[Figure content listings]
┄┄┄┄┄┄
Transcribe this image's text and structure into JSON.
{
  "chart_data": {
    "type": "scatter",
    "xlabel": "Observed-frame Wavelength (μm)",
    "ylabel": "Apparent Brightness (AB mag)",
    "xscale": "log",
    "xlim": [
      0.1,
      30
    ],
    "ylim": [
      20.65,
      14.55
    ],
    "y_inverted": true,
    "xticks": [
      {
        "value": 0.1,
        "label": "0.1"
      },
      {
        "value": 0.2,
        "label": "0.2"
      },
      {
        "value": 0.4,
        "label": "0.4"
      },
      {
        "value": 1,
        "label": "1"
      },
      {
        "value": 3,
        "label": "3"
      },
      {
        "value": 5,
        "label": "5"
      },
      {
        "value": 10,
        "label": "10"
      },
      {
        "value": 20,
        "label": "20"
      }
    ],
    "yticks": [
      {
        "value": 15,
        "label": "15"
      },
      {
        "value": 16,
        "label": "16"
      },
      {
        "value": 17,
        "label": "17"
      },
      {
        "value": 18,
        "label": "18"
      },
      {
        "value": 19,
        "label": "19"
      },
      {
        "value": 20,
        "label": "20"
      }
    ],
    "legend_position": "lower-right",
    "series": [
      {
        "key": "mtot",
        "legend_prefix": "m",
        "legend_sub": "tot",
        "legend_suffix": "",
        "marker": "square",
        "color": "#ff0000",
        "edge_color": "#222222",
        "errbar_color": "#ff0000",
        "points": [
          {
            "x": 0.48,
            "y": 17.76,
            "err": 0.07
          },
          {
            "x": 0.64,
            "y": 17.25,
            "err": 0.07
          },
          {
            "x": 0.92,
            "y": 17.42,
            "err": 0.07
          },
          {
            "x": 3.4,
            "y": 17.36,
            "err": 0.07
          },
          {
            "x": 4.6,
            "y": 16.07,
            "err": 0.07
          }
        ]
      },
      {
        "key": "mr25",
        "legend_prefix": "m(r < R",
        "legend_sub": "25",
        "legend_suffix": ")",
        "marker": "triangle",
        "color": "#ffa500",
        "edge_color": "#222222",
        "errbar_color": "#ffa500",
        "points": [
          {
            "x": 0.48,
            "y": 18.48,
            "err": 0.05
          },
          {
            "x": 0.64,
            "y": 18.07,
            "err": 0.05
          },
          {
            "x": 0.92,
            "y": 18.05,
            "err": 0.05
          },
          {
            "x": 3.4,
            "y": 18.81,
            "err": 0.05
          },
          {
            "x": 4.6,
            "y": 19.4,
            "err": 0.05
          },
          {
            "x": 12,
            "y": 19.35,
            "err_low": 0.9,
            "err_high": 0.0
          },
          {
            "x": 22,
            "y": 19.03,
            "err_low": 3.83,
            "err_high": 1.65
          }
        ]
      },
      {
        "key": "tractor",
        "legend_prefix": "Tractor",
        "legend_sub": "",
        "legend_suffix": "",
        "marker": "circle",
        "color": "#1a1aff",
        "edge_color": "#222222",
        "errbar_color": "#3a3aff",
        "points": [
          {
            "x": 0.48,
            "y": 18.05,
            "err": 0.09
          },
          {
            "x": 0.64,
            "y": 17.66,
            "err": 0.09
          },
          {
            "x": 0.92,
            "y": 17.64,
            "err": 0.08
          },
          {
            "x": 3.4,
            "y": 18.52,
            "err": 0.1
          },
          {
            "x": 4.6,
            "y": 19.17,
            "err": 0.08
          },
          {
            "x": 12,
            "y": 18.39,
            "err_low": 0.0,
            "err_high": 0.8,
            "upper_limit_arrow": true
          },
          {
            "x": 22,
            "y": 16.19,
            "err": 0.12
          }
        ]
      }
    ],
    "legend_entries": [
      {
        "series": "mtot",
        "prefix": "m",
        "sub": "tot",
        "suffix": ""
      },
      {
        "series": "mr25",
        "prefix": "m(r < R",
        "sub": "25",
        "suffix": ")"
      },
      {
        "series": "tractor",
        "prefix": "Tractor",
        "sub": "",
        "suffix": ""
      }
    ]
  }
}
┄┄┄┄┄┄
### DIRECTIVE:
List each line of the entries that holds the string "series".

### TASK RESPONSE:
    "series": [
        "series": "mtot",
        "series": "mr25",
        "series": "tractor",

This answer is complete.